**GOAL:** Can you transcribe the data exactly? Leave the pictures out.

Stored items
>>>>

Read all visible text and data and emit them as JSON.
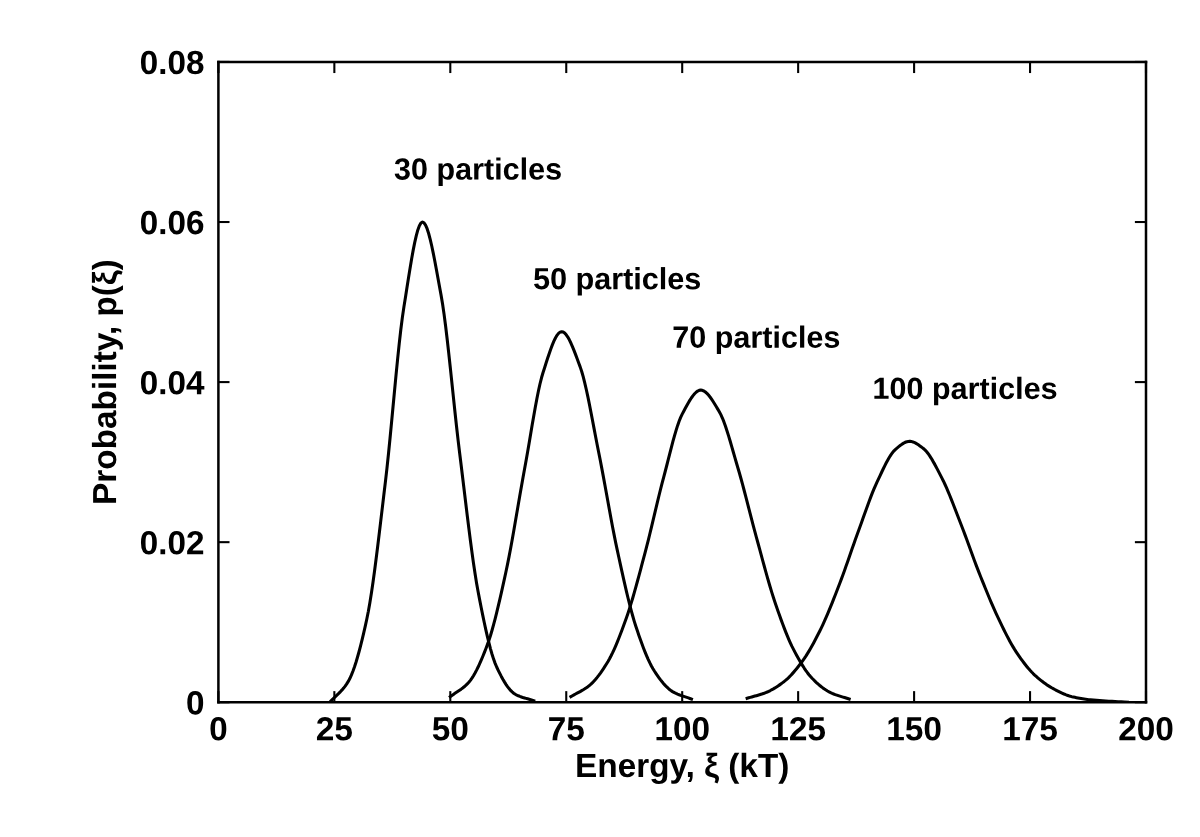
{
  "chart_data": {
    "type": "line",
    "xlabel": "Energy, ξ (kT)",
    "ylabel": "Probability, p(ξ)",
    "xlim": [
      0,
      200
    ],
    "xticks": [
      0,
      25,
      50,
      75,
      100,
      125,
      150,
      175,
      200
    ],
    "ylim": [
      0,
      0.08
    ],
    "yticks": [
      0,
      0.02,
      0.04,
      0.06,
      0.08
    ],
    "grid": false,
    "legend": false,
    "marker": "none",
    "line_style": "solid",
    "series": [
      {
        "name": "30 particles",
        "color": "#000000",
        "x": [
          24,
          28,
          32,
          36,
          40,
          44,
          48,
          52,
          56,
          60,
          64,
          68
        ],
        "values": [
          0,
          0.0026,
          0.0104,
          0.0275,
          0.0494,
          0.06,
          0.0509,
          0.0312,
          0.0138,
          0.0044,
          0.001,
          0.0002
        ]
      },
      {
        "name": "50 particles",
        "color": "#000000",
        "x": [
          50,
          54,
          58,
          62,
          66,
          70,
          74,
          78,
          82,
          86,
          90,
          94,
          98,
          102
        ],
        "values": [
          0.0007,
          0.0025,
          0.0072,
          0.0163,
          0.0291,
          0.0412,
          0.0463,
          0.0419,
          0.0312,
          0.019,
          0.0095,
          0.0039,
          0.0013,
          0.0004
        ]
      },
      {
        "name": "70 particles",
        "color": "#000000",
        "x": [
          76,
          80,
          84,
          88,
          92,
          96,
          100,
          104,
          108,
          112,
          116,
          120,
          124,
          128,
          132,
          136
        ],
        "values": [
          0.0007,
          0.0021,
          0.0051,
          0.0106,
          0.0187,
          0.0281,
          0.036,
          0.039,
          0.0363,
          0.0293,
          0.0206,
          0.0125,
          0.0066,
          0.003,
          0.0012,
          0.0004
        ]
      },
      {
        "name": "100 particles",
        "color": "#000000",
        "x": [
          114,
          118,
          122,
          126,
          130,
          134,
          138,
          142,
          146,
          149,
          152,
          156,
          160,
          164,
          168,
          172,
          176,
          180,
          184,
          188,
          196
        ],
        "values": [
          0.0005,
          0.0012,
          0.0026,
          0.0052,
          0.0093,
          0.0149,
          0.0214,
          0.0275,
          0.0316,
          0.0326,
          0.0317,
          0.028,
          0.0224,
          0.0162,
          0.0107,
          0.0063,
          0.0034,
          0.0017,
          0.0007,
          0.0003,
          0
        ]
      }
    ]
  }
}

<<<<

**ANSWER FOR THIS EXERCISE:**
Read all visible text and data and emit them as JSON.
{
  "chart_data": {
    "type": "line",
    "xlabel": "Energy, ξ (kT)",
    "ylabel": "Probability, p(ξ)",
    "xlim": [
      0,
      200
    ],
    "xticks": [
      0,
      25,
      50,
      75,
      100,
      125,
      150,
      175,
      200
    ],
    "ylim": [
      0,
      0.08
    ],
    "yticks": [
      0,
      0.02,
      0.04,
      0.06,
      0.08
    ],
    "grid": false,
    "legend": false,
    "marker": "none",
    "line_style": "solid",
    "series": [
      {
        "name": "30 particles",
        "color": "#000000",
        "x": [
          24,
          28,
          32,
          36,
          40,
          44,
          48,
          52,
          56,
          60,
          64,
          68
        ],
        "values": [
          0,
          0.0026,
          0.0104,
          0.0275,
          0.0494,
          0.06,
          0.0509,
          0.0312,
          0.0138,
          0.0044,
          0.001,
          0.0002
        ]
      },
      {
        "name": "50 particles",
        "color": "#000000",
        "x": [
          50,
          54,
          58,
          62,
          66,
          70,
          74,
          78,
          82,
          86,
          90,
          94,
          98,
          102
        ],
        "values": [
          0.0007,
          0.0025,
          0.0072,
          0.0163,
          0.0291,
          0.0412,
          0.0463,
          0.0419,
          0.0312,
          0.019,
          0.0095,
          0.0039,
          0.0013,
          0.0004
        ]
      },
      {
        "name": "70 particles",
        "color": "#000000",
        "x": [
          76,
          80,
          84,
          88,
          92,
          96,
          100,
          104,
          108,
          112,
          116,
          120,
          124,
          128,
          132,
          136
        ],
        "values": [
          0.0007,
          0.0021,
          0.0051,
          0.0106,
          0.0187,
          0.0281,
          0.036,
          0.039,
          0.0363,
          0.0293,
          0.0206,
          0.0125,
          0.0066,
          0.003,
          0.0012,
          0.0004
        ]
      },
      {
        "name": "100 particles",
        "color": "#000000",
        "x": [
          114,
          118,
          122,
          126,
          130,
          134,
          138,
          142,
          146,
          149,
          152,
          156,
          160,
          164,
          168,
          172,
          176,
          180,
          184,
          188,
          196
        ],
        "values": [
          0.0005,
          0.0012,
          0.0026,
          0.0052,
          0.0093,
          0.0149,
          0.0214,
          0.0275,
          0.0316,
          0.0326,
          0.0317,
          0.028,
          0.0224,
          0.0162,
          0.0107,
          0.0063,
          0.0034,
          0.0017,
          0.0007,
          0.0003,
          0
        ]
      }
    ]
  }
}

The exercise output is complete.